[Extracted data entries]
* Start *

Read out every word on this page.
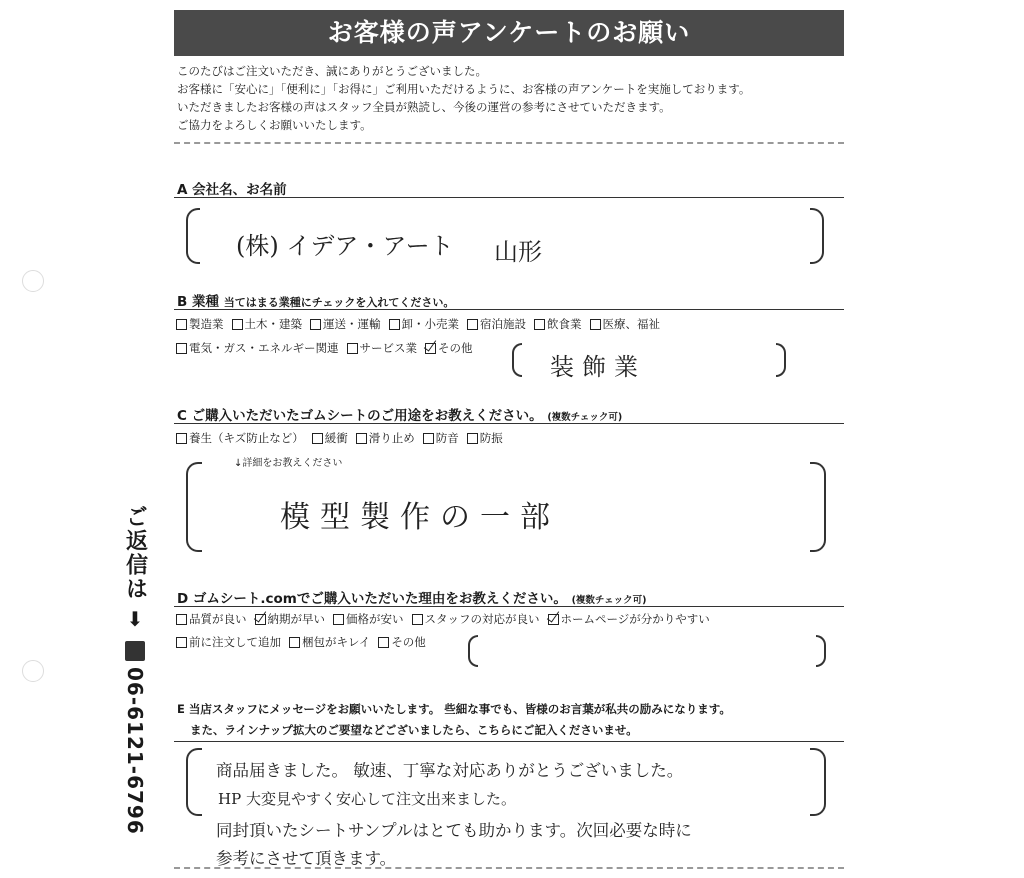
お客様の声アンケートのお願い
このたびはご注文いただき、誠にありがとうございました。
お客様に「安心に」「便利に」「お得に」ご利用いただけるように、お客様の声アンケートを実施しております。
いただきましたお客様の声はスタッフ全員が熟読し、今後の運営の参考にさせていただきます。
ご協力をよろしくお願いいたします。
A 会社名、お名前
(株) イデア・アート 山形
B 業種 当てはまる業種にチェックを入れてください。
製造業 土木・建築 運送・運輸 卸・小売業 宿泊施設 飲食業 医療、福祉
電気・ガス・エネルギー関連 サービス業 その他
装飾業
C ご購入いただいたゴムシートのご用途をお教えください。 (複数チェック可)
養生（キズ防止など） 緩衝 滑り止め 防音 防振
↓詳細をお教えください
模型製作の一部
D ゴムシート.comでご購入いただいた理由をお教えください。 (複数チェック可)
品質が良い 納期が早い 価格が安い スタッフの対応が良い ホームページが分かりやすい
前に注文して追加 梱包がキレイ その他
E 当店スタッフにメッセージをお願いいたします。 些細な事でも、皆様のお言葉が私共の励みになります。
また、ラインナップ拡大のご要望などございましたら、こちらにご記入くださいませ。
商品届きました。 敏速、丁寧な対応ありがとうございました。
HP 大変見やすく安心して注文出来ました。
同封頂いたシートサンプルはとても助かります。次回必要な時に
参考にさせて頂きます。
ご返信は
⬇
06-6121-6796
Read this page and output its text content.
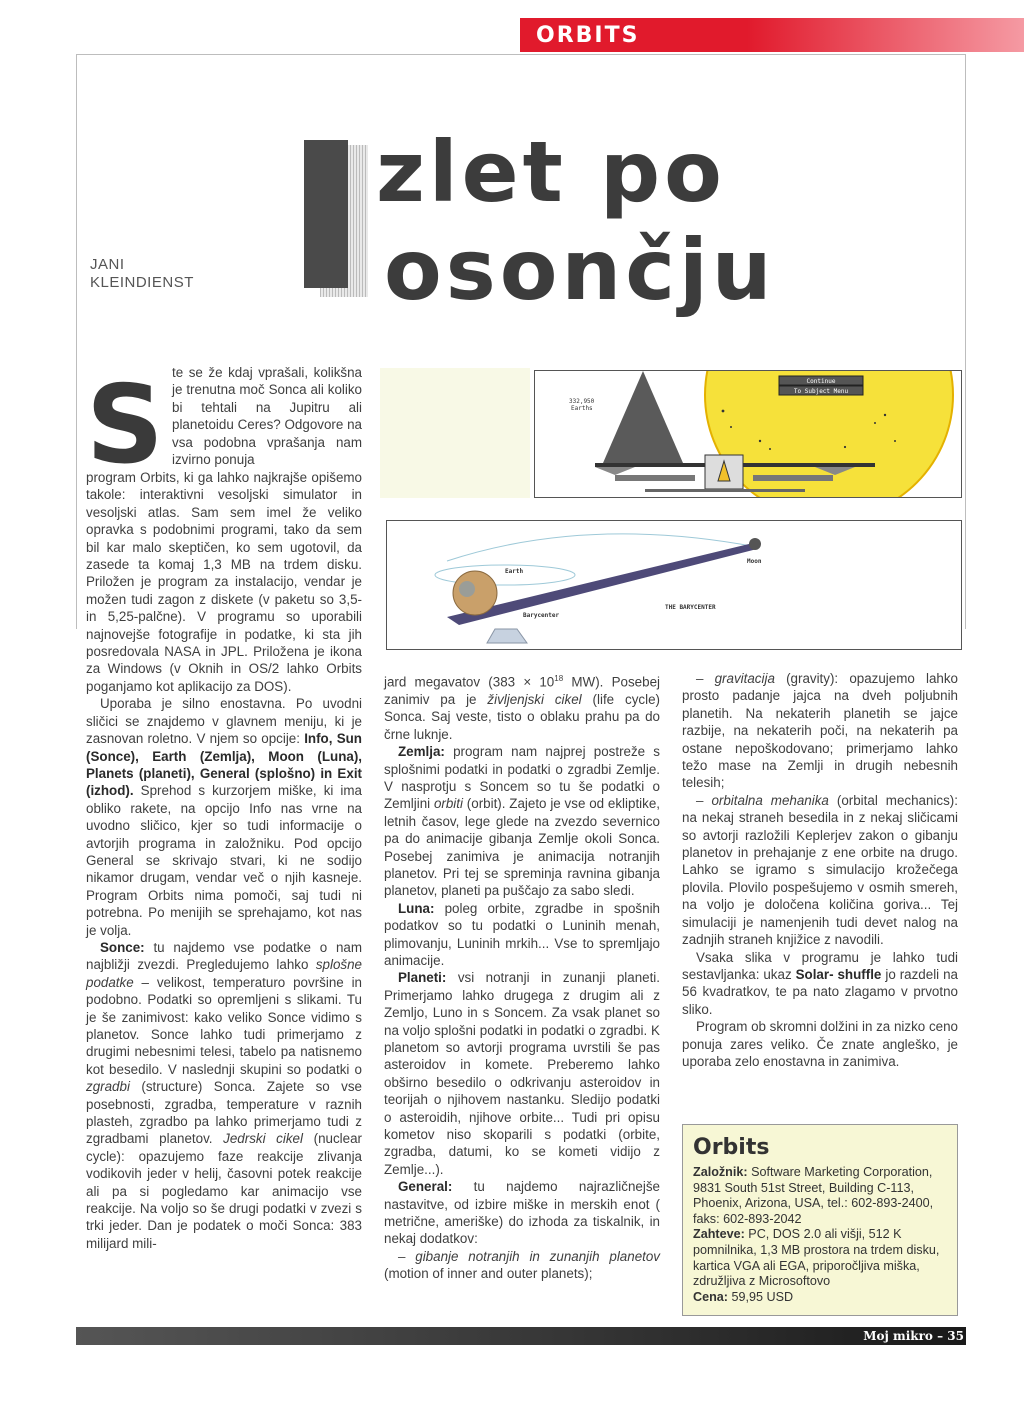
ORBITS
JANI
KLEINDIENST
zlet po
osončju
332,950
Earths
Continue
To Subject Menu
Earth
Moon
Barycenter
THE BARYCENTER
S te se že kdaj vprašali, kolikšna je trenutna moč Sonca ali koliko bi tehtali na Jupitru ali planetoidu Ceres? Odgovore na vsa podobna vprašanja nam izvirno ponuja

program Orbits, ki ga lahko najkrajše opišemo takole: interaktivni vesoljski simulator in vesoljski atlas. Sam sem imel že veliko opravka s podobnimi programi, tako da sem bil kar malo skeptičen, ko sem ugotovil, da zasede ta komaj 1,3 MB na trdem disku. Priložen je program za instalacijo, vendar je možen tudi zagon z diskete (v paketu so 3,5- in 5,25-palčne). V programu so uporabili najnovejše fotografije in podatke, ki sta jih posredovala NASA in JPL. Priložena je ikona za Windows (v Oknih in OS/2 lahko Orbits poganjamo kot aplikacijo za DOS).

Uporaba je silno enostavna. Po uvodni sličici se znajdemo v glavnem meniju, ki je zasnovan roletno. V njem so opcije: Info, Sun (Sonce), Earth (Zemlja), Moon (Luna), Planets (planeti), General (splošno) in Exit (izhod). Sprehod s kurzorjem miške, ki ima obliko rakete, na opcijo Info nas vrne na uvodno sličico, kjer so tudi informacije o avtorjih programa in založniku. Pod opcijo General se skrivajo stvari, ki ne sodijo nikamor drugam, vendar več o njih kasneje. Program Orbits nima pomoči, saj tudi ni potrebna. Po menijih se sprehajamo, kot nas je volja.

Sonce: tu najdemo vse podatke o nam najbližji zvezdi. Pregledujemo lahko splošne podatke – velikost, temperaturo površine in podobno. Podatki so opremljeni s slikami. Tu je še zanimivost: kako veliko Sonce vidimo s planetov. Sonce lahko tudi primerjamo z drugimi nebesnimi telesi, tabelo pa natisnemo kot besedilo. V naslednji skupini so podatki o zgradbi (structure) Sonca. Zajete so vse posebnosti, zgradba, temperature v raznih plasteh, zgradbo pa lahko primerjamo tudi z zgradbami planetov. Jedrski cikel (nuclear cycle): opazujemo faze reakcije zlivanja vodikovih jeder v helij, časovni potek reakcije ali pa si pogledamo kar animacijo vse reakcije. Na voljo so še drugi podatki v zvezi s trki jeder. Dan je podatek o moči Sonca: 383 milijard mili-

jard megavatov ($383 \times 10^{18}$ MW). Posebej zanimiv pa je življenjski cikel (life cycle) Sonca. Saj veste, tisto o oblaku prahu pa do črne luknje.

Zemlja: program nam najprej postreže s splošnimi podatki in podatki o zgradbi Zemlje. V nasprotju s Soncem so tu še podatki o Zemljini orbiti (orbit). Zajeto je vse od ekliptike, letnih časov, lege glede na zvezdo severnico pa do animacije gibanja Zemlje okoli Sonca. Posebej zanimiva je animacija notranjih planetov. Pri tej se spreminja ravnina gibanja planetov, planeti pa puščajo za sabo sledi.

Luna: poleg orbite, zgradbe in spošnih podatkov so tu podatki o Luninih menah, plimovanju, Luninih mrkih... Vse to spremljajo animacije.

Planeti: vsi notranji in zunanji planeti. Primerjamo lahko drugega z drugim ali z Zemljo, Luno in s Soncem. Za vsak planet so na voljo splošni podatki in podatki o zgradbi. K planetom so avtorji programa uvrstili še pas asteroidov in komete. Preberemo lahko obširno besedilo o odkrivanju asteroidov in teorijah o njihovem nastanku. Sledijo podatki o asteroidih, njihove orbite... Tudi pri opisu kometov niso skoparili s podatki (orbite, zgradba, datumi, ko se kometi vidijo z Zemlje...).

General: tu najdemo najrazličnejše nastavitve, od izbire miške in merskih enot ( metrične, ameriške) do izhoda za tiskalnik, in nekaj dodatkov:

– gibanje notranjih in zunanjih planetov (motion of inner and outer planets);

– gravitacija (gravity): opazujemo lahko prosto padanje jajca na dveh poljubnih planetih. Na nekaterih planetih se jajce razbije, na nekaterih poči, na nekaterih pa ostane nepoškodovano; primerjamo lahko težo mase na Zemlji in drugih nebesnih telesih;

– orbitalna mehanika (orbital mechanics): na nekaj straneh besedila in z nekaj sličicami so avtorji razložili Keplerjev zakon o gibanju planetov in prehajanje z ene orbite na drugo. Lahko se igramo s simulacijo krožečega plovila. Plovilo pospešujemo v osmih smereh, na voljo je določena količina goriva... Tej simulaciji je namenjenih tudi devet nalog na zadnjih straneh knjižice z navodili.

Vsaka slika v programu je lahko tudi sestavljanka: ukaz Solar- shuffle jo razdeli na 56 kvadratkov, te pa nato zlagamo v prvotno sliko.

Program ob skromni dolžini in za nizko ceno ponuja zares veliko. Če znate angleško, je uporaba zelo enostavna in zanimiva.

Orbits

Založnik: Software Marketing Corporation, 9831 South 51st Street, Building C-113, Phoenix, Arizona, USA, tel.: 602-893-2400, faks: 602-893-2042

Zahteve: PC, DOS 2.0 ali višji, 512 K pomnilnika, 1,3 MB prostora na trdem disku, kartica VGA ali EGA, priporočljiva miška, združljiva z Microsoftovo

Cena: 59,95 USD

Moj mikro – 35
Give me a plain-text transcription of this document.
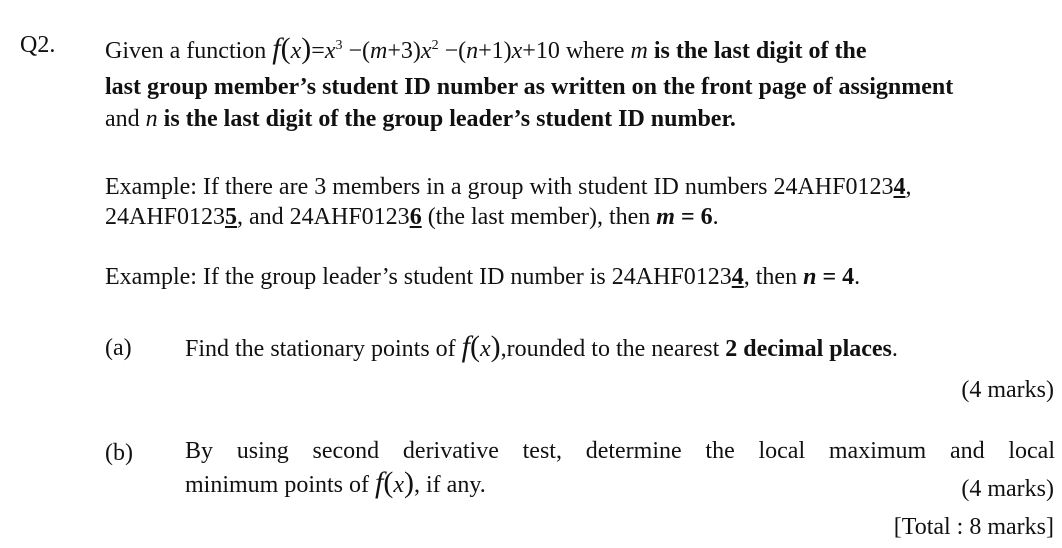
Q2. Given a function $f(x)=x^3 -(m+3)x^2 -(n+1)x+10$ where m is the last digit of the
last group member’s student ID number as written on the front page of assignment
and n is the last digit of the group leader’s student ID number.
Example: If there are 3 members in a group with student ID numbers 24AHF01234,
24AHF01235, and 24AHF01236 (the last member), then m = 6.
Example: If the group leader’s student ID number is 24AHF01234, then n = 4.
(a) Find the stationary points of f(x),rounded to the nearest 2 decimal places.
(4 marks)
(b) By using second derivative test, determine the local maximum and local
minimum points of f(x), if any.	(4 marks)
[Total : 8 marks]
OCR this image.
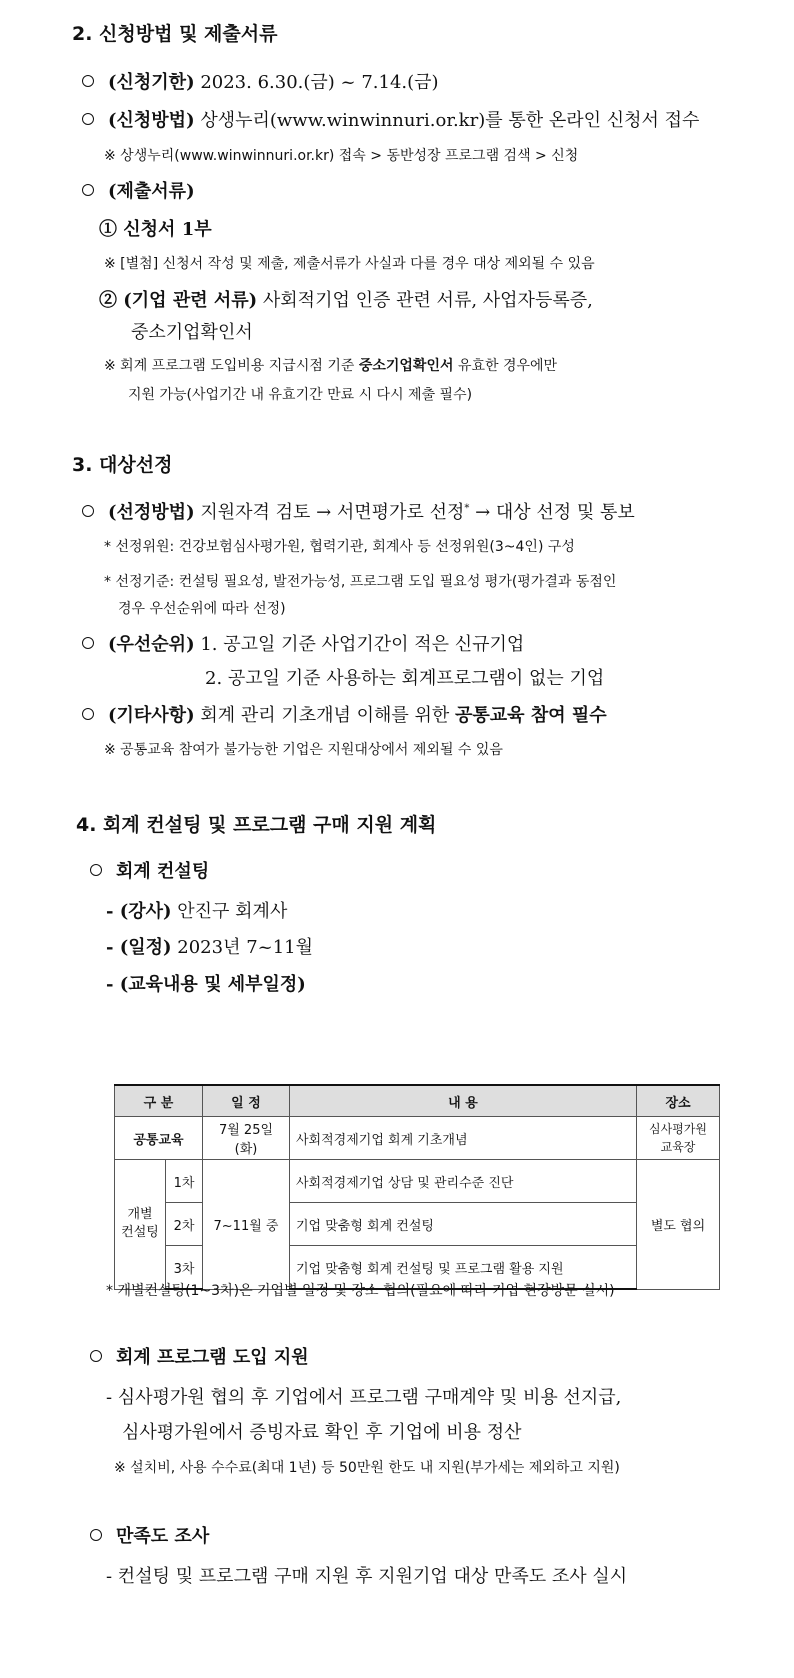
2. 신청방법 및 제출서류
(신청기한) 2023. 6.30.(금) ~ 7.14.(금)
(신청방법) 상생누리(www.winwinnuri.or.kr)를 통한 온라인 신청서 접수
※ 상생누리(www.winwinnuri.or.kr) 접속 > 동반성장 프로그램 검색 > 신청
(제출서류)
① 신청서 1부
※ [별첨] 신청서 작성 및 제출, 제출서류가 사실과 다를 경우 대상 제외될 수 있음
② (기업 관련 서류) 사회적기업 인증 관련 서류, 사업자등록증,
중소기업확인서
※ 회계 프로그램 도입비용 지급시점 기준 중소기업확인서 유효한 경우에만
지원 가능(사업기간 내 유효기간 만료 시 다시 제출 필수)
3. 대상선정
(선정방법) 지원자격 검토 → 서면평가로 선정* → 대상 선정 및 통보
* 선정위원: 건강보험심사평가원, 협력기관, 회계사 등 선정위원(3~4인) 구성
* 선정기준: 컨설팅 필요성, 발전가능성, 프로그램 도입 필요성 평가(평가결과 동점인
경우 우선순위에 따라 선정)
(우선순위) 1. 공고일 기준 사업기간이 적은 신규기업
2. 공고일 기준 사용하는 회계프로그램이 없는 기업
(기타사항) 회계 관리 기초개념 이해를 위한 공통교육 참여 필수
※ 공통교육 참여가 불가능한 기업은 지원대상에서 제외될 수 있음
4. 회계 컨설팅 및 프로그램 구매 지원 계획
회계 컨설팅
- (강사) 안진구 회계사
- (일정) 2023년 7~11월
- (교육내용 및 세부일정)
구 분		일 정	내 용	장소
공통교육		7월 25일(화)	사회적경제기업 회계 기초개념	심사평가원 교육장
개별 컨설팅	1차	7~11월 중	사회적경제기업 상담 및 관리수준 진단	별도 협의
	2차		기업 맞춤형 회계 컨설팅	
	3차		기업 맞춤형 회계 컨설팅 및 프로그램 활용 지원	
* 개별컨설팅(1~3차)은 기업별 일정 및 장소 협의(필요에 따라 기업 현장방문 실시)
회계 프로그램 도입 지원
- 심사평가원 협의 후 기업에서 프로그램 구매계약 및 비용 선지급,
심사평가원에서 증빙자료 확인 후 기업에 비용 정산
※ 설치비, 사용 수수료(최대 1년) 등 50만원 한도 내 지원(부가세는 제외하고 지원)
만족도 조사
- 컨설팅 및 프로그램 구매 지원 후 지원기업 대상 만족도 조사 실시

* End *

* _Directions_
Each line from the one that contains "Give me a plain-text" through the end of the records should be restated exactly; include both end lines and leave any pictures out.

* _Finished exercise_
Give me a plain-text transcription of this document.
Q2. Given a function $f(x)=x^3 -(m+3)x^2 -(n+1)x+10$ where m is the last digit of the
last group member’s student ID number as written on the front page of assignment
and n is the last digit of the group leader’s student ID number.
Example: If there are 3 members in a group with student ID numbers 24AHF01234,
24AHF01235, and 24AHF01236 (the last member), then m = 6.
Example: If the group leader’s student ID number is 24AHF01234, then n = 4.
(a) Find the stationary points of f(x),rounded to the nearest 2 decimal places.
(4 marks)
(b) By using second derivative test, determine the local maximum and local
minimum points of f(x), if any.	(4 marks)
[Total : 8 marks]
OCR this image.
2. 신청방법 및 제출서류
(신청기한) 2023. 6.30.(금) ~ 7.14.(금)
(신청방법) 상생누리(www.winwinnuri.or.kr)를 통한 온라인 신청서 접수
※ 상생누리(www.winwinnuri.or.kr) 접속 > 동반성장 프로그램 검색 > 신청
(제출서류)
① 신청서 1부
※ [별첨] 신청서 작성 및 제출, 제출서류가 사실과 다를 경우 대상 제외될 수 있음
② (기업 관련 서류) 사회적기업 인증 관련 서류, 사업자등록증,
중소기업확인서
※ 회계 프로그램 도입비용 지급시점 기준 중소기업확인서 유효한 경우에만
지원 가능(사업기간 내 유효기간 만료 시 다시 제출 필수)
3. 대상선정
(선정방법) 지원자격 검토 → 서면평가로 선정* → 대상 선정 및 통보
* 선정위원: 건강보험심사평가원, 협력기관, 회계사 등 선정위원(3~4인) 구성
* 선정기준: 컨설팅 필요성, 발전가능성, 프로그램 도입 필요성 평가(평가결과 동점인
경우 우선순위에 따라 선정)
(우선순위) 1. 공고일 기준 사업기간이 적은 신규기업
2. 공고일 기준 사용하는 회계프로그램이 없는 기업
(기타사항) 회계 관리 기초개념 이해를 위한 공통교육 참여 필수
※ 공통교육 참여가 불가능한 기업은 지원대상에서 제외될 수 있음
4. 회계 컨설팅 및 프로그램 구매 지원 계획
회계 컨설팅
- (강사) 안진구 회계사
- (일정) 2023년 7~11월
- (교육내용 및 세부일정)
구 분		일 정	내 용	장소
공통교육		7월 25일(화)	사회적경제기업 회계 기초개념	심사평가원 교육장
개별 컨설팅	1차	7~11월 중	사회적경제기업 상담 및 관리수준 진단	별도 협의
	2차		기업 맞춤형 회계 컨설팅	
	3차		기업 맞춤형 회계 컨설팅 및 프로그램 활용 지원	
* 개별컨설팅(1~3차)은 기업별 일정 및 장소 협의(필요에 따라 기업 현장방문 실시)
회계 프로그램 도입 지원
- 심사평가원 협의 후 기업에서 프로그램 구매계약 및 비용 선지급,
심사평가원에서 증빙자료 확인 후 기업에 비용 정산
※ 설치비, 사용 수수료(최대 1년) 등 50만원 한도 내 지원(부가세는 제외하고 지원)
만족도 조사
- 컨설팅 및 프로그램 구매 지원 후 지원기업 대상 만족도 조사 실시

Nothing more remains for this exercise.